**EXCERPT:**

──────────────────────────────

How AI is helping birth digital humans that look and sound just like us - MIT Technology Review
Share on facebook

How AI is helping birth digital humans that look and sound just like us - MIT Technology Review

AI-powered replicas of real people are taking on the jobs of entertainers, law enforcement and more
Digital twins capture the physical look and expressions of real humans. Increasingly these replicas are showing up in the entertainment industry and beyond. It gives rise to some interesting opportunities as well as thorny questions. 
Greg Cross, CEO and co-founder of Soul Machines
This episode was produced by Anthony Green with help from Emma Cillekens. It was edited by Jennifer Strong and Mat Honan, mixed by Garret Lang, with original music from Jacob Gorski. It’s hosted by Jennifer Strong.
 [TR ID]
[music and applause swells] 
Jennifer: It’s the closing night of 20-12 Coachella music festival… And Dr. Dre and Snoop Dogg are joined on stage by a surprise guest: Tupac… despite the fact that the hip-hop legend died more than 15 years earlier.
Tupac hologram: Yeah! You know what the **** this is!
[crowd cheers]
Tupac hologram: What up Dre!
Dr. Dre: I’m chilling, what’s up Pac?
Tupac hologram: What the **** is up Coachella?!

──────────────────────────────

**SOURCE RECORDS:**
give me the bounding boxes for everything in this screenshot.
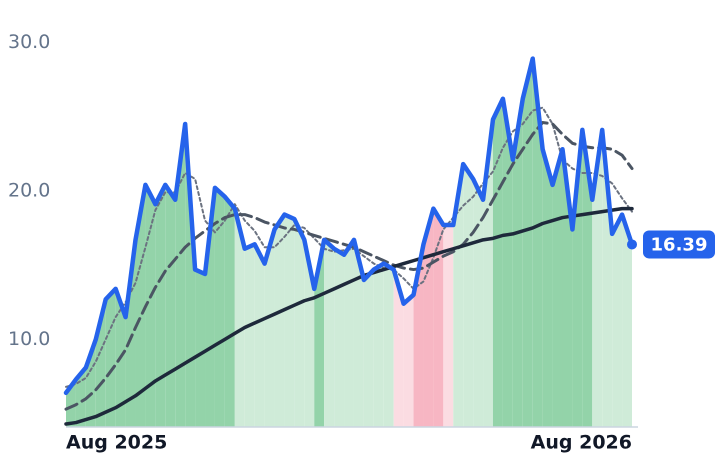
- area-segment: [274, 214, 285, 427]
- area-segment: [602, 129, 613, 427]
- area-segment: [393, 269, 404, 427]
- area-segment: [363, 269, 374, 427]
- series-line: [63, 56, 635, 396]
- area-segment: [463, 164, 474, 428]
- area-segment: [582, 129, 593, 427]
- area-segment: [125, 239, 136, 427]
- area-segment: [105, 288, 116, 427]
- area-segment: [512, 98, 523, 427]
- area-segment: [622, 214, 632, 427]
- area-segment: [552, 149, 563, 427]
- area-segment: [612, 214, 623, 427]
- area-segment: [492, 98, 503, 427]
- area-segment: [344, 239, 354, 427]
- area-segment: [185, 123, 196, 428]
- last-value-badge: [643, 230, 715, 259]
- series-line: [64, 206, 634, 426]
- area-segment: [433, 208, 444, 427]
- area-segment: [572, 129, 583, 427]
- area-segment: [224, 196, 235, 427]
- area-segment: [532, 58, 543, 428]
- area-segment: [234, 208, 245, 427]
- area-segment: [592, 129, 603, 427]
- area-segment: [214, 187, 225, 427]
- y-tick-label: 20.0: [8, 179, 50, 201]
- y-tick-label: 10.0: [8, 328, 50, 350]
- last-point: [627, 239, 637, 250]
- area-segment: [284, 214, 295, 427]
- area-segment: [205, 187, 215, 427]
- area-segment: [353, 239, 364, 427]
- last-value-label: 16.39: [651, 234, 708, 255]
- x-tick-label: Aug 2025: [66, 432, 167, 454]
- area-segment: [145, 184, 156, 427]
- area-segment: [334, 248, 345, 427]
- area-segment: [443, 224, 454, 427]
- area-segment: [502, 98, 513, 427]
- area-segment: [403, 294, 414, 427]
- area-segment: [522, 58, 533, 428]
- area-segment: [165, 184, 176, 427]
- y-tick-label: 30.0: [8, 31, 50, 53]
- area-segment: [324, 239, 335, 427]
- area-segment: [135, 184, 146, 427]
- area-segment: [373, 263, 384, 427]
- area-segment: [473, 178, 484, 427]
- area-segment: [294, 219, 305, 427]
- area-segment: [175, 123, 186, 428]
- area-segment: [383, 263, 394, 427]
- area-segment: [453, 164, 464, 428]
- area-segment: [264, 229, 275, 427]
- x-tick-label: Aug 2026: [531, 432, 632, 454]
- area-segment: [542, 149, 553, 427]
- area-segment: [155, 184, 166, 427]
- area-segment: [195, 269, 206, 427]
- area-segment: [254, 244, 265, 427]
- area-segment: [244, 244, 255, 427]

──────────────────────────────

**REQUIRED TASK 1:**
Answer these questions about the page on digital humans.
(a) What roles does Greg Cross hold at Soul Machines?
(b) Who produced the episode, and who helped?
(c) Which two performers are joined on stage by the surprise guest?
**REQUIRED TASK 2:** In the entries, turn the lines from the one with "- area-segment: [274, 214, 285, 427]" to the one with "- area-segment: [572, 129, 583, 427]" into a numbered list, leaving out blank lines.

**EXPECTED OUTPUT 1:**
(a) He is CEO and co-founder of Soul Machines.
(b) Anthony Green produced it, with help from Emma Cillekens.
(c) Dr. Dre and Snoop Dogg.

**EXPECTED OUTPUT 2:**
1. - area-segment: [274, 214, 285, 427]
2. - area-segment: [602, 129, 613, 427]
3. - area-segment: [393, 269, 404, 427]
4. - area-segment: [363, 269, 374, 427]
5. - series-line: [63, 56, 635, 396]
6. - area-segment: [463, 164, 474, 428]
7. - area-segment: [582, 129, 593, 427]
8. - area-segment: [125, 239, 136, 427]
9. - area-segment: [105, 288, 116, 427]
10. - area-segment: [512, 98, 523, 427]
11. - area-segment: [622, 214, 632, 427]
12. - area-segment: [552, 149, 563, 427]
13. - area-segment: [612, 214, 623, 427]
14. - area-segment: [492, 98, 503, 427]
15. - area-segment: [344, 239, 354, 427]
16. - area-segment: [185, 123, 196, 428]
17. - last-value-badge: [643, 230, 715, 259]
18. - series-line: [64, 206, 634, 426]
19. - area-segment: [433, 208, 444, 427]
20. - area-segment: [572, 129, 583, 427]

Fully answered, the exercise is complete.